** Provided data **
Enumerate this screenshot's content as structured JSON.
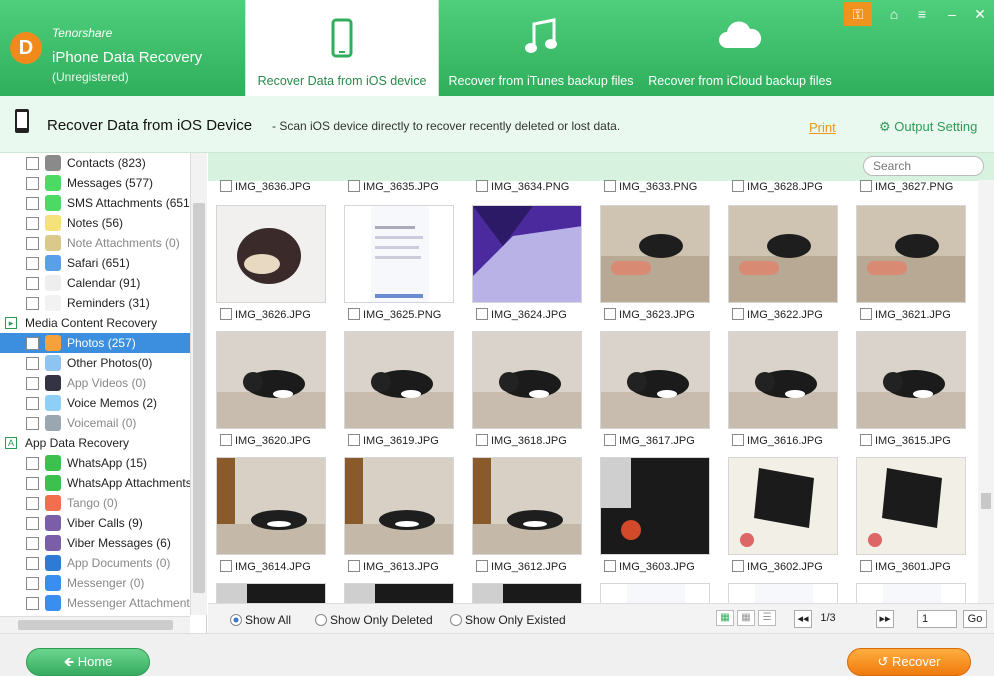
{
  "app": {
    "vendor": "Tenorshare",
    "name": "iPhone Data Recovery",
    "status": "(Unregistered)",
    "logo_letter": "D",
    "accent": "#37b462",
    "orange": "#f0921e"
  },
  "tabs": [
    {
      "label": "Recover Data from iOS device",
      "icon": "phone-icon"
    },
    {
      "label": "Recover from iTunes backup files",
      "icon": "music-note-icon"
    },
    {
      "label": "Recover from iCloud backup files",
      "icon": "cloud-icon"
    }
  ],
  "subheader": {
    "title": "Recover Data from iOS Device",
    "description": "- Scan iOS device directly to recover recently deleted or lost data.",
    "print": "Print",
    "output_setting": "Output Setting"
  },
  "sidebar": {
    "items": [
      {
        "label": "Contacts (823)",
        "icon": "contacts-icon",
        "color": "#8a8a8a"
      },
      {
        "label": "Messages (577)",
        "icon": "messages-icon",
        "color": "#4cd964"
      },
      {
        "label": "SMS Attachments (651)",
        "icon": "paperclip-icon",
        "color": "#4cd964"
      },
      {
        "label": "Notes (56)",
        "icon": "notes-icon",
        "color": "#f5e27a"
      },
      {
        "label": "Note Attachments (0)",
        "icon": "note-attachment-icon",
        "color": "#d9c98a",
        "disabled": true
      },
      {
        "label": "Safari (651)",
        "icon": "safari-icon",
        "color": "#5aa0e6"
      },
      {
        "label": "Calendar (91)",
        "icon": "calendar-icon",
        "color": "#eeeeee"
      },
      {
        "label": "Reminders (31)",
        "icon": "reminders-icon",
        "color": "#f2f2f2"
      },
      {
        "label": "Media Content Recovery",
        "group": true
      },
      {
        "label": "Photos (257)",
        "icon": "photos-icon",
        "color": "#f7a13a",
        "selected": true
      },
      {
        "label": "Other Photos(0)",
        "icon": "other-photos-icon",
        "color": "#8fc3f0"
      },
      {
        "label": "App Videos (0)",
        "icon": "app-videos-icon",
        "color": "#334",
        "disabled": true
      },
      {
        "label": "Voice Memos (2)",
        "icon": "microphone-icon",
        "color": "#8ed0f5"
      },
      {
        "label": "Voicemail (0)",
        "icon": "voicemail-icon",
        "color": "#9ba7b0",
        "disabled": true
      },
      {
        "label": "App Data Recovery",
        "group": true
      },
      {
        "label": "WhatsApp (15)",
        "icon": "whatsapp-icon",
        "color": "#3cc14f"
      },
      {
        "label": "WhatsApp Attachments (",
        "icon": "whatsapp-attachments-icon",
        "color": "#3cc14f"
      },
      {
        "label": "Tango (0)",
        "icon": "tango-icon",
        "color": "#f26e4e",
        "disabled": true
      },
      {
        "label": "Viber Calls (9)",
        "icon": "viber-icon",
        "color": "#7b5ea8"
      },
      {
        "label": "Viber Messages (6)",
        "icon": "viber-messages-icon",
        "color": "#7b5ea8"
      },
      {
        "label": "App Documents (0)",
        "icon": "app-documents-icon",
        "color": "#2e7bd6",
        "disabled": true
      },
      {
        "label": "Messenger (0)",
        "icon": "messenger-icon",
        "color": "#3a8ef0",
        "disabled": true
      },
      {
        "label": "Messenger Attachments (",
        "icon": "messenger-attachments-icon",
        "color": "#3a8ef0",
        "disabled": true
      }
    ]
  },
  "search": {
    "placeholder": "Search"
  },
  "grid": {
    "top_row": [
      "IMG_3636.JPG",
      "IMG_3635.JPG",
      "IMG_3634.PNG",
      "IMG_3633.PNG",
      "IMG_3628.JPG",
      "IMG_3627.PNG"
    ],
    "rows": [
      [
        {
          "name": "IMG_3626.JPG",
          "scene": "food"
        },
        {
          "name": "IMG_3625.PNG",
          "scene": "screenshot"
        },
        {
          "name": "IMG_3624.JPG",
          "scene": "purple"
        },
        {
          "name": "IMG_3623.JPG",
          "scene": "cat-play"
        },
        {
          "name": "IMG_3622.JPG",
          "scene": "cat-play"
        },
        {
          "name": "IMG_3621.JPG",
          "scene": "cat-play"
        }
      ],
      [
        {
          "name": "IMG_3620.JPG",
          "scene": "cat-sleep"
        },
        {
          "name": "IMG_3619.JPG",
          "scene": "cat-sleep"
        },
        {
          "name": "IMG_3618.JPG",
          "scene": "cat-sleep"
        },
        {
          "name": "IMG_3617.JPG",
          "scene": "cat-sleep"
        },
        {
          "name": "IMG_3616.JPG",
          "scene": "cat-sleep"
        },
        {
          "name": "IMG_3615.JPG",
          "scene": "cat-sleep"
        }
      ],
      [
        {
          "name": "IMG_3614.JPG",
          "scene": "cat-room"
        },
        {
          "name": "IMG_3613.JPG",
          "scene": "cat-room"
        },
        {
          "name": "IMG_3612.JPG",
          "scene": "cat-room"
        },
        {
          "name": "IMG_3603.JPG",
          "scene": "dark"
        },
        {
          "name": "IMG_3602.JPG",
          "scene": "cat-window"
        },
        {
          "name": "IMG_3601.JPG",
          "scene": "cat-window"
        }
      ]
    ],
    "bottom_row": [
      "dark",
      "dark",
      "dark",
      "screenshot",
      "screenshot",
      "screenshot"
    ]
  },
  "filters": {
    "show_all": "Show All",
    "only_deleted": "Show Only Deleted",
    "only_existed": "Show Only Existed"
  },
  "pagination": {
    "page_label": "1/3",
    "page_input": "1",
    "go": "Go"
  },
  "footer": {
    "home": "Home",
    "recover": "Recover"
  }
}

** Exercise objective **
Return every line in the listing that contains the word "Show".

** Complete response **
    "show_all": "Show All",
    "only_deleted": "Show Only Deleted",
    "only_existed": "Show Only Existed"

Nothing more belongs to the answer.